● Objective:
Write out each of the rows below word for word, leaving out the pictures.
————
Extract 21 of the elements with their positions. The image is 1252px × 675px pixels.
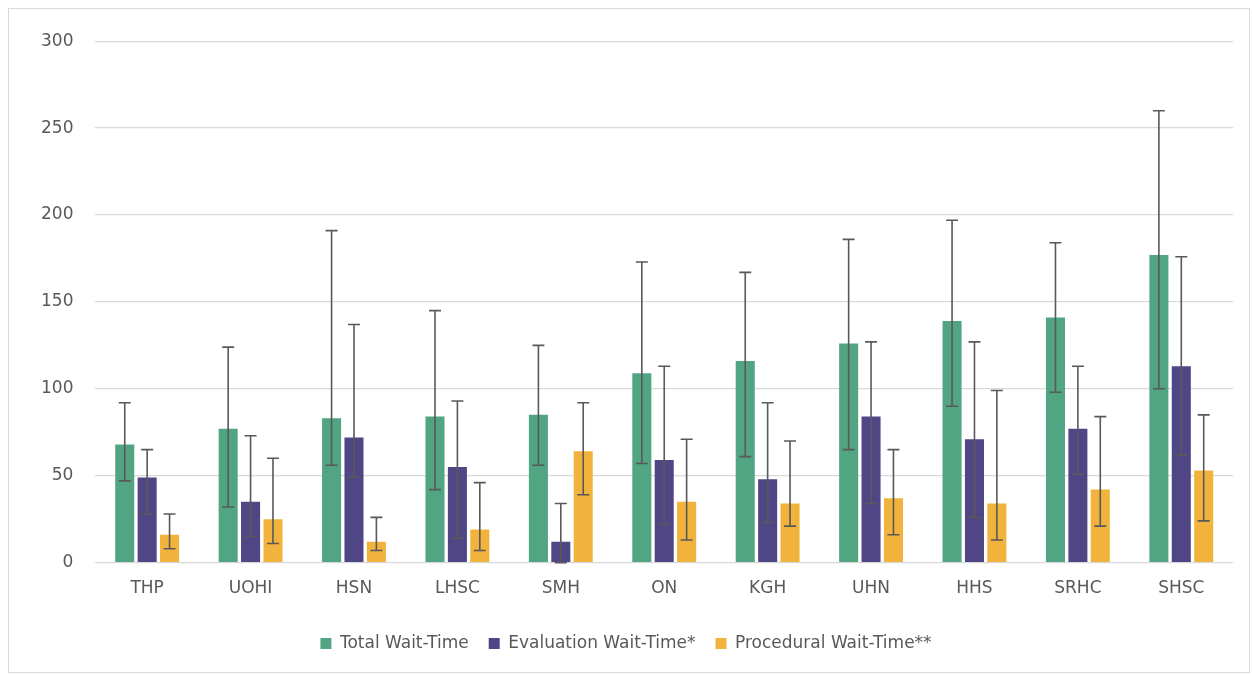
x-tick-label: HSN (335, 577, 373, 598)
y-tick-label: 250 (40, 116, 74, 137)
x-tick-label: UOHI (228, 577, 273, 598)
y-tick-label: 100 (40, 377, 74, 398)
y-tick-label: 150 (40, 290, 74, 311)
x-tick-label: LHSC (434, 577, 480, 598)
legend-label: Procedural Wait-Time** (735, 631, 932, 652)
legend-label: Total Wait-Time (338, 631, 469, 652)
y-tick-label: 200 (40, 203, 74, 224)
x-tick-label: UHN (852, 577, 891, 598)
y-tick-label: 0 (62, 551, 74, 572)
legend-label: Evaluation Wait-Time* (508, 631, 696, 652)
x-tick-label: SRHC (1054, 577, 1102, 598)
x-tick-label: THP (129, 577, 164, 598)
x-tick-label: SHSC (1158, 577, 1205, 598)
x-tick-label: SMH (541, 577, 580, 598)
x-tick-label: KGH (749, 577, 787, 598)
y-tick-label: 300 (40, 29, 74, 50)
x-tick-label: HHS (956, 577, 993, 598)
y-tick-label: 50 (51, 464, 74, 485)
x-tick-label: ON (651, 577, 678, 598)
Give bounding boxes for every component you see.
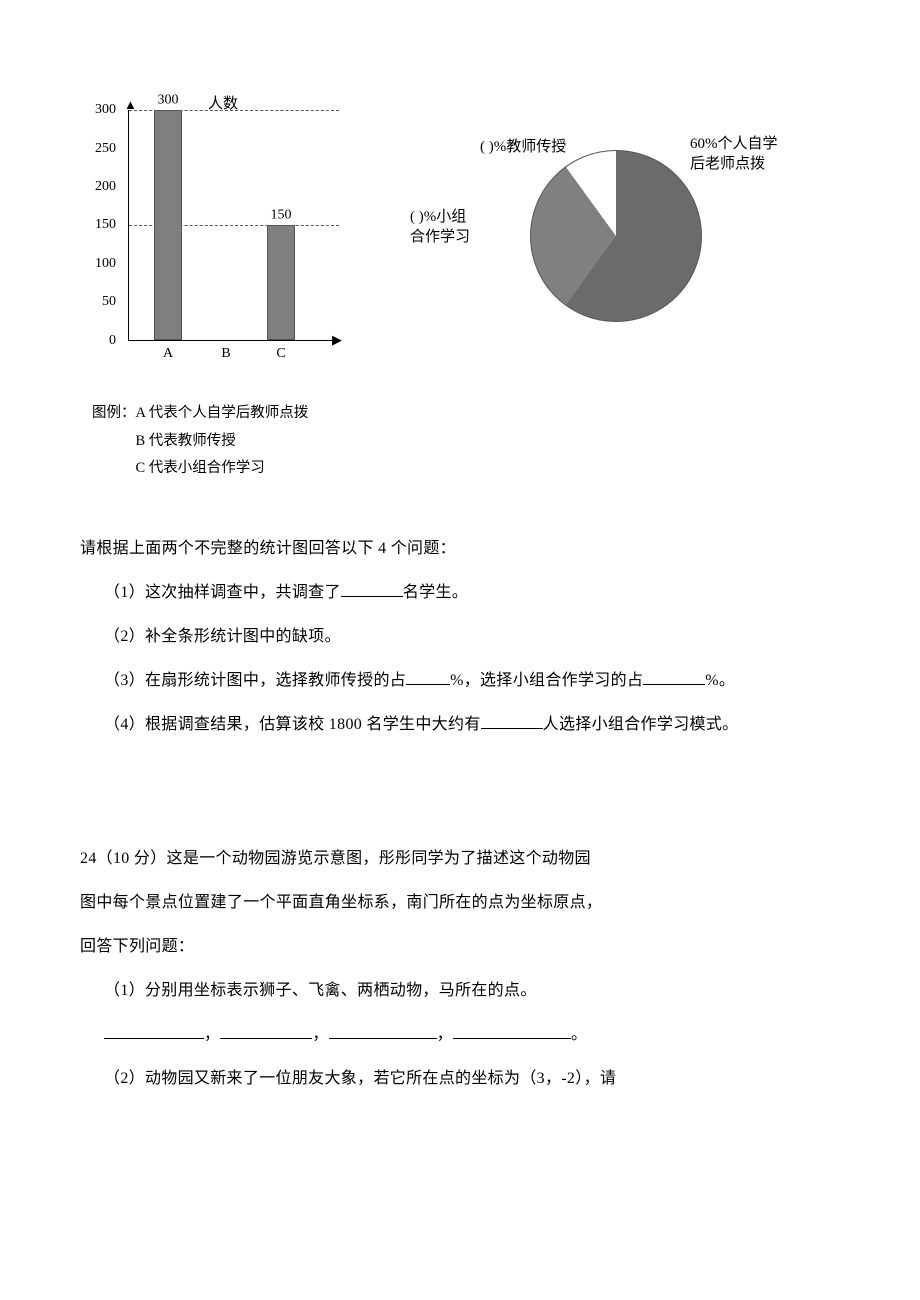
q4-post: 人选择小组合作学习模式。: [543, 716, 739, 733]
legend-line: 图例：A 代表个人自学后教师点拨: [92, 400, 840, 428]
bar-category-b: B: [206, 346, 246, 362]
bar-category-c: C: [261, 346, 301, 362]
question-4: （4）根据调查结果，估算该校 1800 名学生中大约有 人选择小组合作学习模式。: [80, 703, 840, 747]
legend-line-c: C 代表小组合作学习: [92, 455, 840, 483]
sep2: ，: [312, 1026, 328, 1043]
intro-line: 请根据上面两个不完整的统计图回答以下 4 个问题：: [80, 527, 840, 571]
pie-label-group: ( )%小组 合作学习: [410, 208, 470, 247]
problem-24-q2: （2）动物园又新来了一位朋友大象，若它所在点的坐标为（3，-2），请: [80, 1057, 840, 1101]
problem-24-q1: （1）分别用坐标表示狮子、飞禽、两栖动物，马所在的点。: [80, 969, 840, 1013]
legend-line-b: B 代表教师传授: [92, 428, 840, 456]
bar-chart: 人数 ▲ ▶ 0 50 100 150 200 250 300 300: [80, 100, 350, 370]
bar-a-value-label: 300: [148, 92, 188, 108]
question-1: （1）这次抽样调查中，共调查了 名学生。: [80, 571, 840, 615]
pie-label-group-line1: ( )%小组: [410, 208, 470, 228]
problem-24-line1: 24（10 分）这是一个动物园游览示意图，彤彤同学为了描述这个动物园: [80, 837, 840, 881]
bar-chart-plot-area: 300 150 A B C: [128, 110, 339, 341]
pie-label-self-study-line2: 后老师点拨: [690, 155, 778, 175]
problem-24-line2: 图中每个景点位置建了一个平面直角坐标系，南门所在的点为坐标原点，: [80, 881, 840, 925]
p24-blank-4: [453, 1022, 571, 1038]
vertical-spacer: [80, 747, 840, 837]
q4-blank: [481, 712, 543, 728]
pie-chart: ( )%教师传授 60%个人自学 后老师点拨 ( )%小组 合作学习: [390, 100, 810, 360]
q1-pre: （1）这次抽样调查中，共调查了: [104, 584, 341, 601]
pie-label-self-study-line1: 60%个人自学: [690, 135, 778, 155]
chart-legend: 图例：A 代表个人自学后教师点拨 B 代表教师传授 C 代表小组合作学习: [92, 400, 840, 483]
ytick-label: 150: [95, 217, 116, 233]
sep1: ，: [204, 1026, 220, 1043]
ytick-label: 100: [95, 256, 116, 272]
pie-label-teacher-text: ( )%教师传授: [480, 139, 566, 155]
p24-blank-3: [329, 1022, 437, 1038]
bar-chart-y-ticks: 0 50 100 150 200 250 300: [80, 100, 120, 360]
legend-prefix: 图例：: [92, 405, 136, 421]
legend-line-a: A 代表个人自学后教师点拨: [136, 405, 309, 421]
bar-a: [154, 110, 182, 340]
pie-label-self-study: 60%个人自学 后老师点拨: [690, 135, 778, 174]
problem-24-q1-blanks: ， ， ， 。: [80, 1013, 840, 1057]
pie-chart-circle: [530, 150, 702, 322]
q3-blank-1: [406, 668, 450, 684]
bar-c: [267, 225, 295, 340]
ytick-label: 200: [95, 179, 116, 195]
q4-pre: （4）根据调查结果，估算该校 1800 名学生中大约有: [104, 716, 481, 733]
q1-blank: [341, 580, 403, 596]
body-text: 请根据上面两个不完整的统计图回答以下 4 个问题： （1）这次抽样调查中，共调查…: [80, 527, 840, 1101]
pie-label-group-line2: 合作学习: [410, 228, 470, 248]
problem-24-line3: 回答下列问题：: [80, 925, 840, 969]
ytick-label: 0: [109, 333, 116, 349]
p24-blank-end: 。: [571, 1026, 587, 1043]
q3-post: %。: [705, 672, 735, 689]
ytick-label: 50: [102, 294, 116, 310]
ytick-label: 300: [95, 102, 116, 118]
question-3: （3）在扇形统计图中，选择教师传授的占 %，选择小组合作学习的占 %。: [80, 659, 840, 703]
q3-blank-2: [643, 668, 705, 684]
p24-blank-1: [104, 1022, 204, 1038]
q3-pre: （3）在扇形统计图中，选择教师传授的占: [104, 672, 406, 689]
pie-label-teacher: ( )%教师传授: [480, 138, 566, 158]
charts-row: 人数 ▲ ▶ 0 50 100 150 200 250 300 300: [80, 100, 840, 370]
q3-mid: %，选择小组合作学习的占: [450, 672, 643, 689]
q1-post: 名学生。: [403, 584, 468, 601]
p24-blank-2: [220, 1022, 312, 1038]
sep3: ，: [437, 1026, 453, 1043]
bar-category-a: A: [148, 346, 188, 362]
ytick-label: 250: [95, 141, 116, 157]
question-2: （2）补全条形统计图中的缺项。: [80, 615, 840, 659]
bar-c-value-label: 150: [261, 207, 301, 223]
page-root: 人数 ▲ ▶ 0 50 100 150 200 250 300 300: [0, 0, 920, 1300]
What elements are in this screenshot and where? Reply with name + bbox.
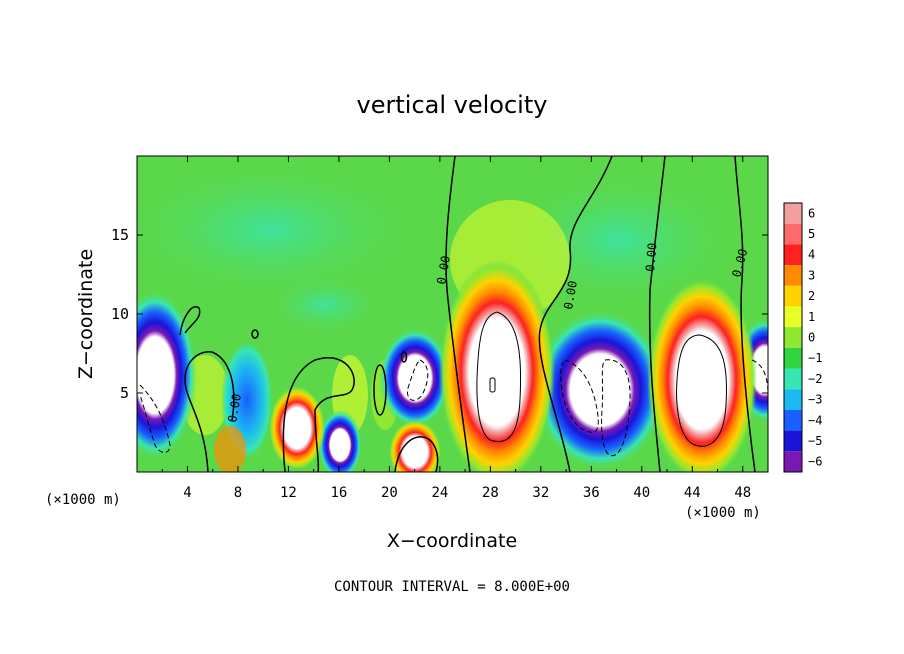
————
● Full solution:
Extract 21 of the elements with their positions. The image is 1252px × 675px pixels.
x-tick-label: HSN (335, 577, 373, 598)
y-tick-label: 250 (40, 116, 74, 137)
x-tick-label: UOHI (228, 577, 273, 598)
y-tick-label: 100 (40, 377, 74, 398)
y-tick-label: 150 (40, 290, 74, 311)
x-tick-label: LHSC (434, 577, 480, 598)
legend-label: Procedural Wait-Time** (735, 631, 932, 652)
legend-label: Total Wait-Time (338, 631, 469, 652)
y-tick-label: 200 (40, 203, 74, 224)
x-tick-label: UHN (852, 577, 891, 598)
y-tick-label: 0 (62, 551, 74, 572)
legend-label: Evaluation Wait-Time* (508, 631, 696, 652)
x-tick-label: SRHC (1054, 577, 1102, 598)
x-tick-label: THP (129, 577, 164, 598)
x-tick-label: SHSC (1158, 577, 1205, 598)
x-tick-label: SMH (541, 577, 580, 598)
x-tick-label: KGH (749, 577, 787, 598)
y-tick-label: 300 (40, 29, 74, 50)
x-tick-label: HHS (956, 577, 993, 598)
y-tick-label: 50 (51, 464, 74, 485)
x-tick-label: ON (651, 577, 678, 598)
Give bounding boxes for every component you see.
q4-post: 人选择小组合作学习模式。: [543, 716, 739, 733]
legend-line: 图例：A 代表个人自学后教师点拨: [92, 400, 840, 428]
bar-category-b: B: [206, 346, 246, 362]
bar-category-c: C: [261, 346, 301, 362]
question-4: （4）根据调查结果，估算该校 1800 名学生中大约有 人选择小组合作学习模式。: [80, 703, 840, 747]
legend-line-c: C 代表小组合作学习: [92, 455, 840, 483]
sep2: ，: [312, 1026, 328, 1043]
intro-line: 请根据上面两个不完整的统计图回答以下 4 个问题：: [80, 527, 840, 571]
pie-label-group: ( )%小组 合作学习: [410, 208, 470, 247]
problem-24-q2: （2）动物园又新来了一位朋友大象，若它所在点的坐标为（3，-2），请: [80, 1057, 840, 1101]
problem-24-q1: （1）分别用坐标表示狮子、飞禽、两栖动物，马所在的点。: [80, 969, 840, 1013]
legend-line-b: B 代表教师传授: [92, 428, 840, 456]
bar-chart: 人数 ▲ ▶ 0 50 100 150 200 250 300 300: [80, 100, 350, 370]
bar-a-value-label: 300: [148, 92, 188, 108]
question-1: （1）这次抽样调查中，共调查了 名学生。: [80, 571, 840, 615]
pie-label-group-line1: ( )%小组: [410, 208, 470, 228]
problem-24-line1: 24（10 分）这是一个动物园游览示意图，彤彤同学为了描述这个动物园: [80, 837, 840, 881]
bar-chart-plot-area: 300 150 A B C: [128, 110, 339, 341]
pie-label-self-study-line2: 后老师点拨: [690, 155, 778, 175]
problem-24-line2: 图中每个景点位置建了一个平面直角坐标系，南门所在的点为坐标原点，: [80, 881, 840, 925]
p24-blank-4: [453, 1022, 571, 1038]
vertical-spacer: [80, 747, 840, 837]
q4-blank: [481, 712, 543, 728]
pie-chart: ( )%教师传授 60%个人自学 后老师点拨 ( )%小组 合作学习: [390, 100, 810, 360]
q1-pre: （1）这次抽样调查中，共调查了: [104, 584, 341, 601]
pie-label-self-study-line1: 60%个人自学: [690, 135, 778, 155]
chart-legend: 图例：A 代表个人自学后教师点拨 B 代表教师传授 C 代表小组合作学习: [92, 400, 840, 483]
ytick-label: 150: [95, 217, 116, 233]
sep1: ，: [204, 1026, 220, 1043]
ytick-label: 100: [95, 256, 116, 272]
pie-label-teacher-text: ( )%教师传授: [480, 139, 566, 155]
p24-blank-3: [329, 1022, 437, 1038]
bar-chart-y-ticks: 0 50 100 150 200 250 300: [80, 100, 120, 360]
legend-prefix: 图例：: [92, 405, 136, 421]
legend-line-a: A 代表个人自学后教师点拨: [136, 405, 309, 421]
bar-a: [154, 110, 182, 340]
pie-label-self-study: 60%个人自学 后老师点拨: [690, 135, 778, 174]
problem-24-q1-blanks: ， ， ， 。: [80, 1013, 840, 1057]
pie-chart-circle: [530, 150, 702, 322]
q3-blank-1: [406, 668, 450, 684]
bar-c: [267, 225, 295, 340]
ytick-label: 200: [95, 179, 116, 195]
q4-pre: （4）根据调查结果，估算该校 1800 名学生中大约有: [104, 716, 481, 733]
q1-blank: [341, 580, 403, 596]
body-text: 请根据上面两个不完整的统计图回答以下 4 个问题： （1）这次抽样调查中，共调查…: [80, 527, 840, 1101]
pie-label-group-line2: 合作学习: [410, 228, 470, 248]
problem-24-line3: 回答下列问题：: [80, 925, 840, 969]
ytick-label: 0: [109, 333, 116, 349]
p24-blank-end: 。: [571, 1026, 587, 1043]
q3-post: %。: [705, 672, 735, 689]
ytick-label: 50: [102, 294, 116, 310]
ytick-label: 300: [95, 102, 116, 118]
question-3: （3）在扇形统计图中，选择教师传授的占 %，选择小组合作学习的占 %。: [80, 659, 840, 703]
q3-blank-2: [643, 668, 705, 684]
p24-blank-1: [104, 1022, 204, 1038]
q3-pre: （3）在扇形统计图中，选择教师传授的占: [104, 672, 406, 689]
pie-label-teacher: ( )%教师传授: [480, 138, 566, 158]
charts-row: 人数 ▲ ▶ 0 50 100 150 200 250 300 300: [80, 100, 840, 370]
q3-mid: %，选择小组合作学习的占: [450, 672, 643, 689]
q1-post: 名学生。: [403, 584, 468, 601]
p24-blank-2: [220, 1022, 312, 1038]
sep3: ，: [437, 1026, 453, 1043]
bar-category-a: A: [148, 346, 188, 362]
ytick-label: 250: [95, 141, 116, 157]
question-2: （2）补全条形统计图中的缺项。: [80, 615, 840, 659]
bar-c-value-label: 150: [261, 207, 301, 223]
page-root: 人数 ▲ ▶ 0 50 100 150 200 250 300 300: [0, 0, 920, 1300]
What elements are in this screenshot and where? Reply with name + bbox.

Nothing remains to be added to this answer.